Data records
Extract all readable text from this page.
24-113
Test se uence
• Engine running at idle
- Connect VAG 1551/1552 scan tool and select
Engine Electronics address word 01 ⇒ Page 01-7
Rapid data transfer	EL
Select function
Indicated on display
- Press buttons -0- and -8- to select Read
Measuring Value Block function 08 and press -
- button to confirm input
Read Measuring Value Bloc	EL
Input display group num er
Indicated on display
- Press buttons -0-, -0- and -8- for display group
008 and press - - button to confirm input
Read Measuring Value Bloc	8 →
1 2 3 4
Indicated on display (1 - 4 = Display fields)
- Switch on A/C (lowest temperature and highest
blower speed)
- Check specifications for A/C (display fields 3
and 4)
--
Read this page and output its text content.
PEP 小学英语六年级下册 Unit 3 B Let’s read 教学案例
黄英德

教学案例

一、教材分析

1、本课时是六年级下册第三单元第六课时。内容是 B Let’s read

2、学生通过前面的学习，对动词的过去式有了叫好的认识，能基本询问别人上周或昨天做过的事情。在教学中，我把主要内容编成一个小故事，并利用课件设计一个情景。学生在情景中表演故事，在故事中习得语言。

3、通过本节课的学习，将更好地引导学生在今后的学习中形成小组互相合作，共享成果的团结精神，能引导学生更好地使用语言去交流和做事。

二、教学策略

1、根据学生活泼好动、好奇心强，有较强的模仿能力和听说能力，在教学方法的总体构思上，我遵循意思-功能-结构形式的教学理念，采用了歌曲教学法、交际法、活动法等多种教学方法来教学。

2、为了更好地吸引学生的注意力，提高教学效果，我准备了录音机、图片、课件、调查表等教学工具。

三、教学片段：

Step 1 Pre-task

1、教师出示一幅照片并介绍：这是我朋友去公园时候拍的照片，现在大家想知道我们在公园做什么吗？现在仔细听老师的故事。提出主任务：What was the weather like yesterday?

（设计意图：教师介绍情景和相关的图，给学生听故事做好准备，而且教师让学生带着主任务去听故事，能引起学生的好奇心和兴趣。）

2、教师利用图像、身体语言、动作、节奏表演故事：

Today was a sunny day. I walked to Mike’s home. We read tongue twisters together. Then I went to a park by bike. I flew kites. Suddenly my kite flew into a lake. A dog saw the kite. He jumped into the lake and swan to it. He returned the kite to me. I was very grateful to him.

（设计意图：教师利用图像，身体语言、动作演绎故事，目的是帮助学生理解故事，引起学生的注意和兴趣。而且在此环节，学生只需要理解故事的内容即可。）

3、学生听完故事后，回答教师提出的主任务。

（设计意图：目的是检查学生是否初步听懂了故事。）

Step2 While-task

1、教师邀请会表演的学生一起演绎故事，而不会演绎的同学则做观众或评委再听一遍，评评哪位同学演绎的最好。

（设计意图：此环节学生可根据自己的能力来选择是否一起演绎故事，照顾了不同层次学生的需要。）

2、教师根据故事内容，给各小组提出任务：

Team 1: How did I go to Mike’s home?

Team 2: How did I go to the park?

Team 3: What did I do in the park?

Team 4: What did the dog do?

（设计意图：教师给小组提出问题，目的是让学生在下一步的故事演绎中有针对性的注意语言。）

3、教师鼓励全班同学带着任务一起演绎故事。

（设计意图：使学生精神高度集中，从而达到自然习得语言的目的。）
* * *
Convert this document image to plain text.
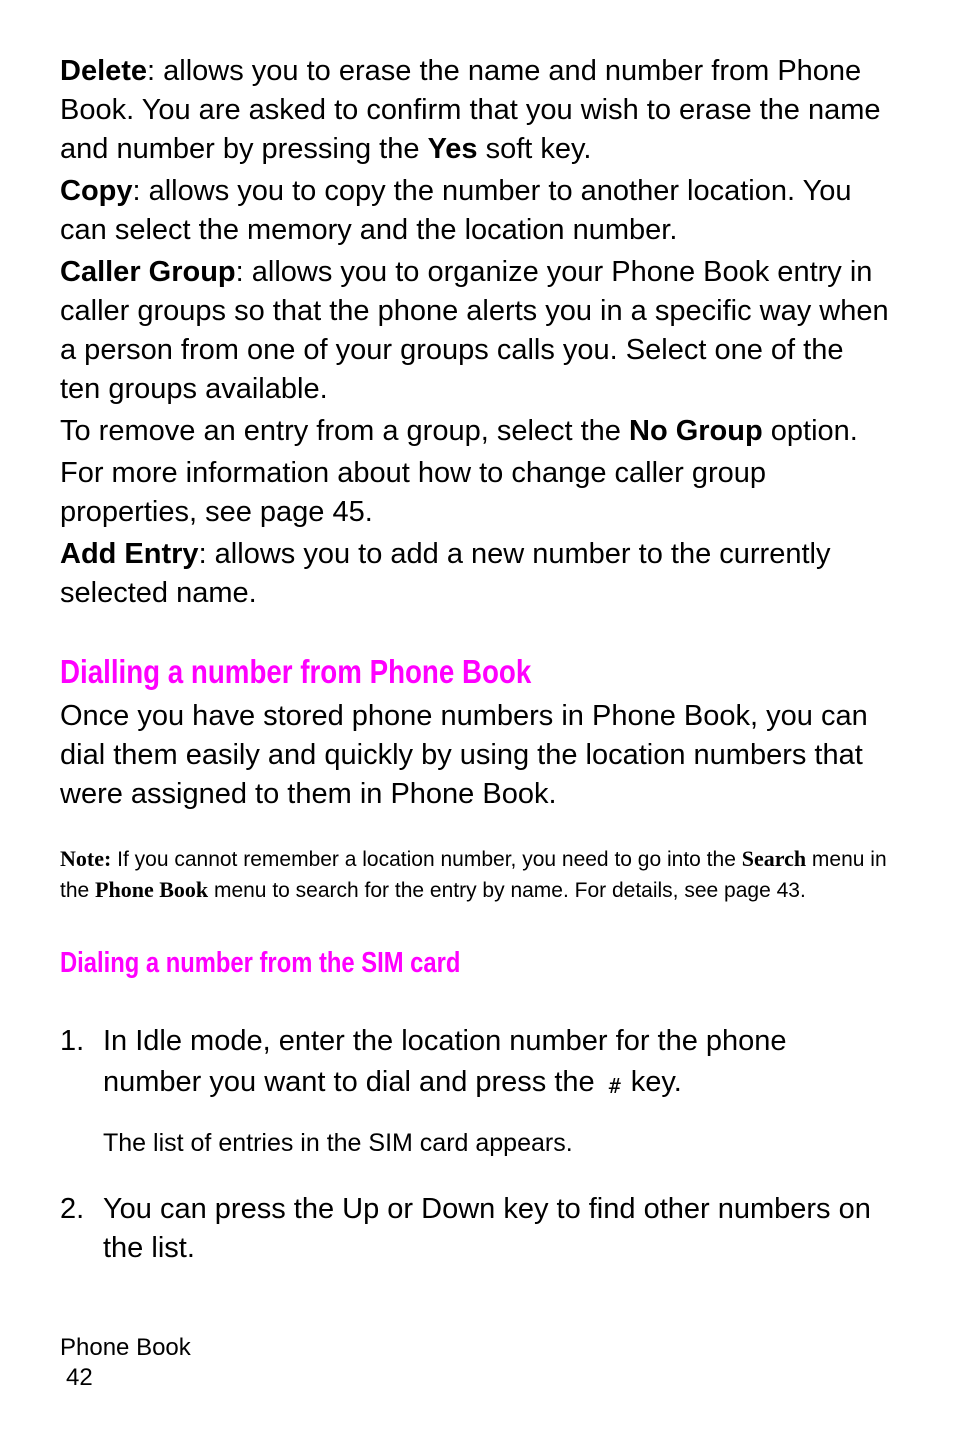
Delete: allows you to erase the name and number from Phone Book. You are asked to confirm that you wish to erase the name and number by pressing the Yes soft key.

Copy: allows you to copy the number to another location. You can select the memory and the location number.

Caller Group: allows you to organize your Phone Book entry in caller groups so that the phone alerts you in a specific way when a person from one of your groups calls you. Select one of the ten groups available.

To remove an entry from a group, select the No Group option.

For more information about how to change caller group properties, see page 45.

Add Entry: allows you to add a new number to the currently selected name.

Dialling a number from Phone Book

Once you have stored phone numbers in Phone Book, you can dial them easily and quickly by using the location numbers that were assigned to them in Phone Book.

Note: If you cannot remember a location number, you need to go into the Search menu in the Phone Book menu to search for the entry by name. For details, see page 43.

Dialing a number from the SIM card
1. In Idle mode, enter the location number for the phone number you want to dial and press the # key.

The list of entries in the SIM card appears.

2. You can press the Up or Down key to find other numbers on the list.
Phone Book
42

▶ Directive:
How many lines in these entries contain the string "display"? State the number and nothing more.

▶ Finished answer:
6